» Brief: All the data should come back exactly as it was given.

— begin Information given —

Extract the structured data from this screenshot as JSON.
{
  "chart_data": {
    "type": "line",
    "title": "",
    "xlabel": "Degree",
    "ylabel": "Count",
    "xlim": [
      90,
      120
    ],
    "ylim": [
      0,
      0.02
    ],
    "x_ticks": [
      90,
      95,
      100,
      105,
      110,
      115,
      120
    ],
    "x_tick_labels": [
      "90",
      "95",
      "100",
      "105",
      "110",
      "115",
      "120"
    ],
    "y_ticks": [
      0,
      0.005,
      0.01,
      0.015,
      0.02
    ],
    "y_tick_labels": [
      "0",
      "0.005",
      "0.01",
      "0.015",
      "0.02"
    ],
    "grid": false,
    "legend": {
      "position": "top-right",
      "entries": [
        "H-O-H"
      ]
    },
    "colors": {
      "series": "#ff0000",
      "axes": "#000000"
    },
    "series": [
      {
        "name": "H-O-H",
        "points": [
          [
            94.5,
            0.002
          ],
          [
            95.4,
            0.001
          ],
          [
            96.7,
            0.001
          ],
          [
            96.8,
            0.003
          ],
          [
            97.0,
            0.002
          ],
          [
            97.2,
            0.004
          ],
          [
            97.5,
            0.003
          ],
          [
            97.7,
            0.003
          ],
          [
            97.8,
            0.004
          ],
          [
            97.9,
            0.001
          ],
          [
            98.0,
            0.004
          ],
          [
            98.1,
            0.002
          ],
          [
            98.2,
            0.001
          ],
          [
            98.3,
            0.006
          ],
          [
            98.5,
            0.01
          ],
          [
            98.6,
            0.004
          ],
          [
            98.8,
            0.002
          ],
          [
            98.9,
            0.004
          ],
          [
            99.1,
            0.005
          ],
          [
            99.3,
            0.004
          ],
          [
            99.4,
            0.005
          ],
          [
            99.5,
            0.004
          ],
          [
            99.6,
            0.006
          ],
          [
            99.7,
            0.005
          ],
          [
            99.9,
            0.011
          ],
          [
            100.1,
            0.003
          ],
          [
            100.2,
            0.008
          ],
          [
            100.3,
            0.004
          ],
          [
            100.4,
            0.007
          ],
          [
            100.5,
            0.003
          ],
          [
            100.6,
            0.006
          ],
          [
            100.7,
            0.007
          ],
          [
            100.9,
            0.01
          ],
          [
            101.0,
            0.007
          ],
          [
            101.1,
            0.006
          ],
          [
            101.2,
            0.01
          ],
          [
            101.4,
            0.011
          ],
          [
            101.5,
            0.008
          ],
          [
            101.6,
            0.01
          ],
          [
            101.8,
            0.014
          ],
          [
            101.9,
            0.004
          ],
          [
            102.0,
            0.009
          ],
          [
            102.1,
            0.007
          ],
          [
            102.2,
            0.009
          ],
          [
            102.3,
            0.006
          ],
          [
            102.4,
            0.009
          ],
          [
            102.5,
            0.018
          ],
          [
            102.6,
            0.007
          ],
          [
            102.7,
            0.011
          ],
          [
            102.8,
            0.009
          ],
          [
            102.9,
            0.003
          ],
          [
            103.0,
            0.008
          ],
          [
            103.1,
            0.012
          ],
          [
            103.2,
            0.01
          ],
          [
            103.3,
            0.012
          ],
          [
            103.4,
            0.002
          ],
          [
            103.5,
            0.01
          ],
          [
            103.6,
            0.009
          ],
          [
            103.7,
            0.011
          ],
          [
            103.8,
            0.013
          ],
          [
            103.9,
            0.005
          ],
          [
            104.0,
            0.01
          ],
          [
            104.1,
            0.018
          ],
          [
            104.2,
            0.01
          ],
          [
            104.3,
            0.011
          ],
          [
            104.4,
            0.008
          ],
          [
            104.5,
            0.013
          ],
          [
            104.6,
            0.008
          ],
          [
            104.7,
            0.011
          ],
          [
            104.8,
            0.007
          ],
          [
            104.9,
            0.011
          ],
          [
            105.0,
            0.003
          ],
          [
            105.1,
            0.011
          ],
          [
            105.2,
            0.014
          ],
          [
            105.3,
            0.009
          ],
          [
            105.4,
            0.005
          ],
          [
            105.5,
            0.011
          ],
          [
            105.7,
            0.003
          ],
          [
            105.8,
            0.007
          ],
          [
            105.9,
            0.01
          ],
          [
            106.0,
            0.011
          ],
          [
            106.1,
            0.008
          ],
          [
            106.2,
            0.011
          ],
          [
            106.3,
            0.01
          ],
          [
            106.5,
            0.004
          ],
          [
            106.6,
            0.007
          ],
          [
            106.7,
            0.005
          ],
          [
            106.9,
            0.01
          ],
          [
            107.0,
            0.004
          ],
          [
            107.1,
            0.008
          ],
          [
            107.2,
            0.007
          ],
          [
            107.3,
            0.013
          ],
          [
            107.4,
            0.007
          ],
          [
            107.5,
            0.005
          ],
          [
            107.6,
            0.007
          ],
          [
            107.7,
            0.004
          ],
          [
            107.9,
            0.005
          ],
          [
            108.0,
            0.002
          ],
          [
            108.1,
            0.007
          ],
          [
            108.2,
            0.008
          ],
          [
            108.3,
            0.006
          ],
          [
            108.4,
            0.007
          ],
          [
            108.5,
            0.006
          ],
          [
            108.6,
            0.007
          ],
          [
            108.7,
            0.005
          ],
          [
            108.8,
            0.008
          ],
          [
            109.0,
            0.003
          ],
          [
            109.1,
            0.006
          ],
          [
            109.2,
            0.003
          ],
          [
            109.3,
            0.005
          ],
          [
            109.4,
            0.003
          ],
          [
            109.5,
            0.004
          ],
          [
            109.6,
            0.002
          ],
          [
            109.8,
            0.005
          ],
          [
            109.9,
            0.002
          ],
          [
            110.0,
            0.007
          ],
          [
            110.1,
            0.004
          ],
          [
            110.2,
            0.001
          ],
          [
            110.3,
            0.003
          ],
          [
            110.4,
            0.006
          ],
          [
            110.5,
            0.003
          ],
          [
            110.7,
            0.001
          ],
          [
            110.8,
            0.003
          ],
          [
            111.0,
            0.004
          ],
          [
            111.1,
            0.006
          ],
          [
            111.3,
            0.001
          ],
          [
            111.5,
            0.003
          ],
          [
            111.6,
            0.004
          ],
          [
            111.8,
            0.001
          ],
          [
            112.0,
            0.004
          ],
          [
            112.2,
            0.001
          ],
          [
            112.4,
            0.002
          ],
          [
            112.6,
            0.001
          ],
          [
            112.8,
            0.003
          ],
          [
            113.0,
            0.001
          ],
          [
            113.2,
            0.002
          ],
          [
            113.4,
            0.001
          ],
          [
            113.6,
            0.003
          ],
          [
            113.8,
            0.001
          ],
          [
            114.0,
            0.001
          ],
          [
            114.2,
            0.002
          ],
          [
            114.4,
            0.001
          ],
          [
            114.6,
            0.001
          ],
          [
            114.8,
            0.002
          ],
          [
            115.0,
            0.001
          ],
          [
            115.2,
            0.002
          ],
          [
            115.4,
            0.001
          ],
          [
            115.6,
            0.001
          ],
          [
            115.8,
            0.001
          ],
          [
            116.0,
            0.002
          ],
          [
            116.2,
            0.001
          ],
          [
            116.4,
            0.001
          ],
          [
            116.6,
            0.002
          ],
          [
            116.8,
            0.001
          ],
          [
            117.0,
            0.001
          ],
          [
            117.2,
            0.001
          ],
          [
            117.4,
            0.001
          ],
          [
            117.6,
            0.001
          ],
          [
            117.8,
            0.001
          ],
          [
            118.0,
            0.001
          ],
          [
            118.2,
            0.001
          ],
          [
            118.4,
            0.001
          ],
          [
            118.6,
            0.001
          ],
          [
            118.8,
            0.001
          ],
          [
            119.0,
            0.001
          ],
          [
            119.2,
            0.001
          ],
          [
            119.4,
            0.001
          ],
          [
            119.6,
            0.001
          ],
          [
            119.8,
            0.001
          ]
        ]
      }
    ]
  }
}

— end Information given —

» Final result:
Extract the structured data from this screenshot as JSON.
{
  "chart_data": {
    "type": "line",
    "title": "",
    "xlabel": "Degree",
    "ylabel": "Count",
    "xlim": [
      90,
      120
    ],
    "ylim": [
      0,
      0.02
    ],
    "x_ticks": [
      90,
      95,
      100,
      105,
      110,
      115,
      120
    ],
    "x_tick_labels": [
      "90",
      "95",
      "100",
      "105",
      "110",
      "115",
      "120"
    ],
    "y_ticks": [
      0,
      0.005,
      0.01,
      0.015,
      0.02
    ],
    "y_tick_labels": [
      "0",
      "0.005",
      "0.01",
      "0.015",
      "0.02"
    ],
    "grid": false,
    "legend": {
      "position": "top-right",
      "entries": [
        "H-O-H"
      ]
    },
    "colors": {
      "series": "#ff0000",
      "axes": "#000000"
    },
    "series": [
      {
        "name": "H-O-H",
        "points": [
          [
            94.5,
            0.002
          ],
          [
            95.4,
            0.001
          ],
          [
            96.7,
            0.001
          ],
          [
            96.8,
            0.003
          ],
          [
            97.0,
            0.002
          ],
          [
            97.2,
            0.004
          ],
          [
            97.5,
            0.003
          ],
          [
            97.7,
            0.003
          ],
          [
            97.8,
            0.004
          ],
          [
            97.9,
            0.001
          ],
          [
            98.0,
            0.004
          ],
          [
            98.1,
            0.002
          ],
          [
            98.2,
            0.001
          ],
          [
            98.3,
            0.006
          ],
          [
            98.5,
            0.01
          ],
          [
            98.6,
            0.004
          ],
          [
            98.8,
            0.002
          ],
          [
            98.9,
            0.004
          ],
          [
            99.1,
            0.005
          ],
          [
            99.3,
            0.004
          ],
          [
            99.4,
            0.005
          ],
          [
            99.5,
            0.004
          ],
          [
            99.6,
            0.006
          ],
          [
            99.7,
            0.005
          ],
          [
            99.9,
            0.011
          ],
          [
            100.1,
            0.003
          ],
          [
            100.2,
            0.008
          ],
          [
            100.3,
            0.004
          ],
          [
            100.4,
            0.007
          ],
          [
            100.5,
            0.003
          ],
          [
            100.6,
            0.006
          ],
          [
            100.7,
            0.007
          ],
          [
            100.9,
            0.01
          ],
          [
            101.0,
            0.007
          ],
          [
            101.1,
            0.006
          ],
          [
            101.2,
            0.01
          ],
          [
            101.4,
            0.011
          ],
          [
            101.5,
            0.008
          ],
          [
            101.6,
            0.01
          ],
          [
            101.8,
            0.014
          ],
          [
            101.9,
            0.004
          ],
          [
            102.0,
            0.009
          ],
          [
            102.1,
            0.007
          ],
          [
            102.2,
            0.009
          ],
          [
            102.3,
            0.006
          ],
          [
            102.4,
            0.009
          ],
          [
            102.5,
            0.018
          ],
          [
            102.6,
            0.007
          ],
          [
            102.7,
            0.011
          ],
          [
            102.8,
            0.009
          ],
          [
            102.9,
            0.003
          ],
          [
            103.0,
            0.008
          ],
          [
            103.1,
            0.012
          ],
          [
            103.2,
            0.01
          ],
          [
            103.3,
            0.012
          ],
          [
            103.4,
            0.002
          ],
          [
            103.5,
            0.01
          ],
          [
            103.6,
            0.009
          ],
          [
            103.7,
            0.011
          ],
          [
            103.8,
            0.013
          ],
          [
            103.9,
            0.005
          ],
          [
            104.0,
            0.01
          ],
          [
            104.1,
            0.018
          ],
          [
            104.2,
            0.01
          ],
          [
            104.3,
            0.011
          ],
          [
            104.4,
            0.008
          ],
          [
            104.5,
            0.013
          ],
          [
            104.6,
            0.008
          ],
          [
            104.7,
            0.011
          ],
          [
            104.8,
            0.007
          ],
          [
            104.9,
            0.011
          ],
          [
            105.0,
            0.003
          ],
          [
            105.1,
            0.011
          ],
          [
            105.2,
            0.014
          ],
          [
            105.3,
            0.009
          ],
          [
            105.4,
            0.005
          ],
          [
            105.5,
            0.011
          ],
          [
            105.7,
            0.003
          ],
          [
            105.8,
            0.007
          ],
          [
            105.9,
            0.01
          ],
          [
            106.0,
            0.011
          ],
          [
            106.1,
            0.008
          ],
          [
            106.2,
            0.011
          ],
          [
            106.3,
            0.01
          ],
          [
            106.5,
            0.004
          ],
          [
            106.6,
            0.007
          ],
          [
            106.7,
            0.005
          ],
          [
            106.9,
            0.01
          ],
          [
            107.0,
            0.004
          ],
          [
            107.1,
            0.008
          ],
          [
            107.2,
            0.007
          ],
          [
            107.3,
            0.013
          ],
          [
            107.4,
            0.007
          ],
          [
            107.5,
            0.005
          ],
          [
            107.6,
            0.007
          ],
          [
            107.7,
            0.004
          ],
          [
            107.9,
            0.005
          ],
          [
            108.0,
            0.002
          ],
          [
            108.1,
            0.007
          ],
          [
            108.2,
            0.008
          ],
          [
            108.3,
            0.006
          ],
          [
            108.4,
            0.007
          ],
          [
            108.5,
            0.006
          ],
          [
            108.6,
            0.007
          ],
          [
            108.7,
            0.005
          ],
          [
            108.8,
            0.008
          ],
          [
            109.0,
            0.003
          ],
          [
            109.1,
            0.006
          ],
          [
            109.2,
            0.003
          ],
          [
            109.3,
            0.005
          ],
          [
            109.4,
            0.003
          ],
          [
            109.5,
            0.004
          ],
          [
            109.6,
            0.002
          ],
          [
            109.8,
            0.005
          ],
          [
            109.9,
            0.002
          ],
          [
            110.0,
            0.007
          ],
          [
            110.1,
            0.004
          ],
          [
            110.2,
            0.001
          ],
          [
            110.3,
            0.003
          ],
          [
            110.4,
            0.006
          ],
          [
            110.5,
            0.003
          ],
          [
            110.7,
            0.001
          ],
          [
            110.8,
            0.003
          ],
          [
            111.0,
            0.004
          ],
          [
            111.1,
            0.006
          ],
          [
            111.3,
            0.001
          ],
          [
            111.5,
            0.003
          ],
          [
            111.6,
            0.004
          ],
          [
            111.8,
            0.001
          ],
          [
            112.0,
            0.004
          ],
          [
            112.2,
            0.001
          ],
          [
            112.4,
            0.002
          ],
          [
            112.6,
            0.001
          ],
          [
            112.8,
            0.003
          ],
          [
            113.0,
            0.001
          ],
          [
            113.2,
            0.002
          ],
          [
            113.4,
            0.001
          ],
          [
            113.6,
            0.003
          ],
          [
            113.8,
            0.001
          ],
          [
            114.0,
            0.001
          ],
          [
            114.2,
            0.002
          ],
          [
            114.4,
            0.001
          ],
          [
            114.6,
            0.001
          ],
          [
            114.8,
            0.002
          ],
          [
            115.0,
            0.001
          ],
          [
            115.2,
            0.002
          ],
          [
            115.4,
            0.001
          ],
          [
            115.6,
            0.001
          ],
          [
            115.8,
            0.001
          ],
          [
            116.0,
            0.002
          ],
          [
            116.2,
            0.001
          ],
          [
            116.4,
            0.001
          ],
          [
            116.6,
            0.002
          ],
          [
            116.8,
            0.001
          ],
          [
            117.0,
            0.001
          ],
          [
            117.2,
            0.001
          ],
          [
            117.4,
            0.001
          ],
          [
            117.6,
            0.001
          ],
          [
            117.8,
            0.001
          ],
          [
            118.0,
            0.001
          ],
          [
            118.2,
            0.001
          ],
          [
            118.4,
            0.001
          ],
          [
            118.6,
            0.001
          ],
          [
            118.8,
            0.001
          ],
          [
            119.0,
            0.001
          ],
          [
            119.2,
            0.001
          ],
          [
            119.4,
            0.001
          ],
          [
            119.6,
            0.001
          ],
          [
            119.8,
            0.001
          ]
        ]
      }
    ]
  }
}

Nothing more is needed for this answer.